◆ **Petunjuk Pengerjaan**
a – Jawablah pertanyaan berikut berdasarkan teks tentang menangani konflik dalam keluarga.
(i) Setelah menikah, di mana suami dan Sara tinggal?
(ii) Siapa yang diajak suami ketika ia mengantar pacar adik lelakinya pulang?
(iii) Di depan siapa Sara menuding suaminya mata keranjang?
b – Teruskan teks tentang menangani konflik dalam keluarga, dimulai sesudah kalimat terakhir yang ditampilkan.

═════ Sumber

Langsung ke konten

Langsung ke daftar isi

Kunci Kebahagiaan Keluarga

Menangani Konflik

Menangani Konflik

Kata suami, ”Setelah menikah, saya dan Sara * tinggal bersama keluarga saya di rumah orang tua saya. Suatu hari, pacar adik lelaki saya meminta tolong untuk diantar pulang. Saya mengiakan dan mengajak putra saya yang masih kecil. Tapi, begitu saya pulang, Sara marah-marah. Kami mulai bertengkar, dan di depan keluarga saya, ia menuding saya mata keranjang. Emosi saya pun meledak dan saya mulai mengatakan hal-hal yang membuatnya makin kesal.”

══════════
═════ Kumpulan Materi

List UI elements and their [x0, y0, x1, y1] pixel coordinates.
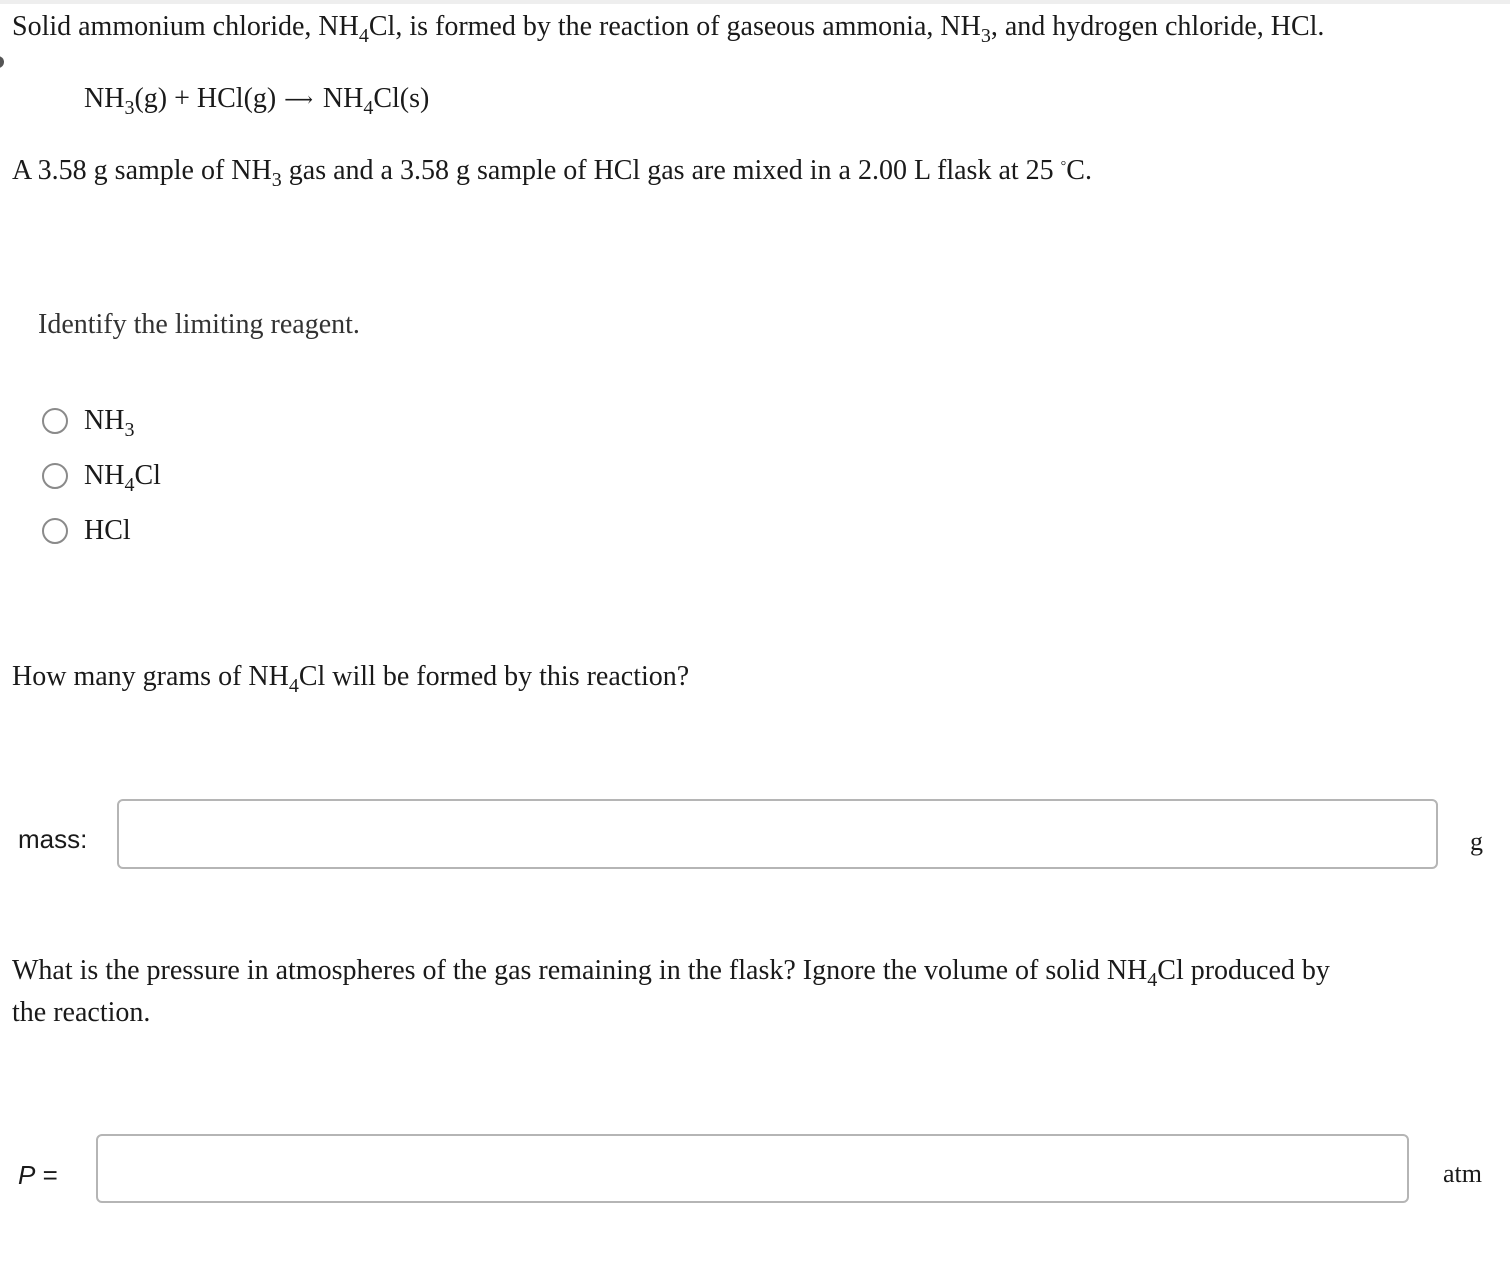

══════════
═════ Kumpulan Materi

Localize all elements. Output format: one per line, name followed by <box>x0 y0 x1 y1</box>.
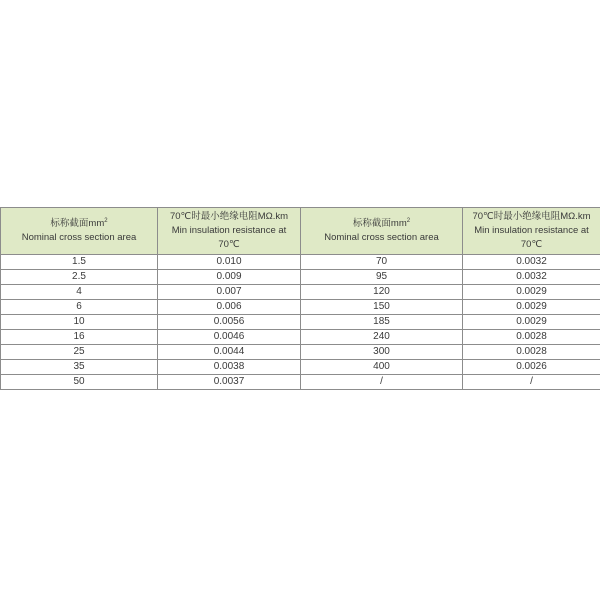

══════════

◆ **Jawaban**
a –
(i) Mereka tinggal bersama keluarga suami di rumah orang tuanya.
(ii) Ia mengajak putranya yang masih kecil.
(iii) Sara menudingnya di depan keluarga suami.

b –
Kata istri, ”Putra kami sakit-sakitan, dan pada waktu itu kami sedang mengalami kesulitan keuangan. Jadi, ketika Ferry pergi naik mobil bersama pacar adiknya dan putra kami, saya memang sudah jengkel karena beberapa alasan. Begitu ia pulang, saya melampiaskan perasaan saya. Kami bertengkar hebat dan saling mengata-ngatai. Perasaan saya setelah itu sungguh tak karuan.”

JIKA suami istri bertengkar, apakah itu berarti mereka tidak lagi saling mencintai? Tidak! Ferry dan Sara, yang disebutkan di atas, sangat mencintai satu sama lain. Namun, dalam perkawinan yang terbaik pun, konflik adakalanya terjadi.

Mengapa konflik bisa timbul, dan apa yang dapat Anda lakukan agar perkawinan Anda tidak sampai hancur karenanya? Mengingat perkawinan adalah pengaturan yang dirancang oleh Allah, masuk akal jika kita memeriksa apa yang dikatakan Firman-Nya, Alkitab, tentang pokok ini.​—Kejadian 2:21, 22; 2 Timotius 3:16, 17.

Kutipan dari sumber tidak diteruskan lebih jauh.